Body composition analysis
Body composition was performed in the fasted state using a single-frequency (50 Hz) bioelectrical impedance analyzer, Akern, Quantum/S (RJL systems, Florence, Italy) according to described standards and measurement conditions. Total fat mass, percentage of body fat mass, percentage of lean mass and phase angle were assessed in the programme BodyGram™️ version 1.3 (Akern Bioresearch, Florence, Italy) which uses validated prediction equations [18]. The measures were carried out by trained nutritionists (M.F.A. and J.C.R.).
Nutritional intake
Total protein intake, natural protein intake (g/kg/day), protein equivalent from the protein substitute (g/kg/day and g/day), Phe intake (mg/day) from both natural foods and CGMP-AA, Tyr (g/day) and Leu (g/day) intake from the protein substitutes were calculated using a 24-hour food recall. Dietary assessments were performed by M.F.A. and J.C.R..

|---|

> [Exercise instructions]:
**1)** Decide whether each statement below agrees with the methods text. Answer yes or no for each and quote the deciding words from the text.
(a) Body composition was measured while participants were in the fasted state.
(b) The bioelectrical impedance analyzer operated at multiple frequencies.
(c) Nutritional intake was calculated from a three-day food diary.
**2)** Rename "nutritionists" as "dietitians" in the methods text, then reproduce the passage from "Body composition analysis" up to and including "(M.F.A. and J.C.R.).".
**3)** Please write what comes next in the methods text on body composition and nutritional intake, starting after its final sentence.

> [Dataset entries]:
|---|

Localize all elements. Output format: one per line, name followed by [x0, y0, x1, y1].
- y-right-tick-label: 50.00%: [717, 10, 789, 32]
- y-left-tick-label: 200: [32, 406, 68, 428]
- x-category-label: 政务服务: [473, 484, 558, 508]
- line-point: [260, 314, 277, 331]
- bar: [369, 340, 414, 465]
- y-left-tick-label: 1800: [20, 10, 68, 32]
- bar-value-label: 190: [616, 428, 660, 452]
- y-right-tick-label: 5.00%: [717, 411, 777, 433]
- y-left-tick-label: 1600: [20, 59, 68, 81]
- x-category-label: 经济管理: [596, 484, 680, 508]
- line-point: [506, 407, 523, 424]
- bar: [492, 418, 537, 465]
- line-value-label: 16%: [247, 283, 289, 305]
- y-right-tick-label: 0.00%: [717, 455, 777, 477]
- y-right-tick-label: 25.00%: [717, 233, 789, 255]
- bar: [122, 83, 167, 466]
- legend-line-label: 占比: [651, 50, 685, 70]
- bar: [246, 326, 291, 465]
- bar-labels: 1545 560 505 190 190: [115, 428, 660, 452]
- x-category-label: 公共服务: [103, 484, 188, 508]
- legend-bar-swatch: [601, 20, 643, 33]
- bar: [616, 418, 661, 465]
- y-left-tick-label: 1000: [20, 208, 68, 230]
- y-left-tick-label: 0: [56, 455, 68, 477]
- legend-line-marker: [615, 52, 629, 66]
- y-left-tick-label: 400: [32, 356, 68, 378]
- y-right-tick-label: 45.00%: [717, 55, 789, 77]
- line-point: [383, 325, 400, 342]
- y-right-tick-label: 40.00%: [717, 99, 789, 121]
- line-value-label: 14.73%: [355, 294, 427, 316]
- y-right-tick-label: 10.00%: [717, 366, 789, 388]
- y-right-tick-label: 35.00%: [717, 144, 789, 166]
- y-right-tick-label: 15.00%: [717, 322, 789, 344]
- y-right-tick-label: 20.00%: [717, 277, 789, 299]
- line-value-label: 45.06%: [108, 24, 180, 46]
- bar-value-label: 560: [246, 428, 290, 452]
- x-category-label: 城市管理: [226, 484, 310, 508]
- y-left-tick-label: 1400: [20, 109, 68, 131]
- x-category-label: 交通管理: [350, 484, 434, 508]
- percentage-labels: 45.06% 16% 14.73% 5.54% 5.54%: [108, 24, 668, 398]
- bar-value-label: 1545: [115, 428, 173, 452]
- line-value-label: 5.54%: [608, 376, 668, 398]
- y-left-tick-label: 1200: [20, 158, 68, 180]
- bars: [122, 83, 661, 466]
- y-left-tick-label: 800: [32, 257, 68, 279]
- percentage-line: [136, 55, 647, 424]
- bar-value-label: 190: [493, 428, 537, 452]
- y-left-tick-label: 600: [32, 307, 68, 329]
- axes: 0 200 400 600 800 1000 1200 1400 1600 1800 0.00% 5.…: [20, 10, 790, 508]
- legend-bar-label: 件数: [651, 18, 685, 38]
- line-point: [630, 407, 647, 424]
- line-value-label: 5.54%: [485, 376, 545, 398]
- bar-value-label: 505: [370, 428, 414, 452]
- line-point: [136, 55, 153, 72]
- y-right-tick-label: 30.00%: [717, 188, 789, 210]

|---|

> [Exercise responses]:
**1)**
(a) Yes: "Body composition was performed in the fasted state"
(b) No: "a single-frequency (50 Hz) bioelectrical impedance analyzer"
(c) No: "were calculated using a 24-hour food recall"

**2)**
Body composition analysis
Body composition was performed in the fasted state using a single-frequency (50 Hz) bioelectrical impedance analyzer, Akern, Quantum/S (RJL systems, Florence, Italy) according to described standards and measurement conditions. Total fat mass, percentage of body fat mass, percentage of lean mass and phase angle were assessed in the programme BodyGram™️ version 1.3 (Akern Bioresearch, Florence, Italy) which uses validated prediction equations [18]. The measures were carried out by trained dietitians (M.F.A. and J.C.R.).

**3)**
Biochemical markers
Blood samples for biochemical analysis were taken after an overnight fast. Uric acid, glucose, creatinine, urea, glycated haemoglobin (HbA1c), lipid panel [total cholesterol, triglycerides, high-density lipoprotein (HDL)-cholesterol, low-density lipoprotein (LDL)-cholesterol, very low-density lipoproteins (VLDL)-cholesterol, apolipoprotein A1, apolipoprotein B], iron, transferrin, ferritin, albumin, homocysteine, prealbumin, C-reactive protein, insulin, calcium, phosphorus, selenium, zinc, vitamin B12, vitamin D and folic acid were determined. Blood urea nitrogen (BUN) was calculated from urea and homeostatic model of insulin resistance (HOMA-IR) was calculated as follows: HOMA-IR = fasting plasma glucose (mg/dL) × fasting serum insulin (μU/mL)/405 [19].
Blood pressure
A Critikon Dinamap™️ vital signs monitor 8100 was used to measure resting systolic and diastolic blood pressure and heart rate with individuals seated for at least 5 minutes, according to standard techniques.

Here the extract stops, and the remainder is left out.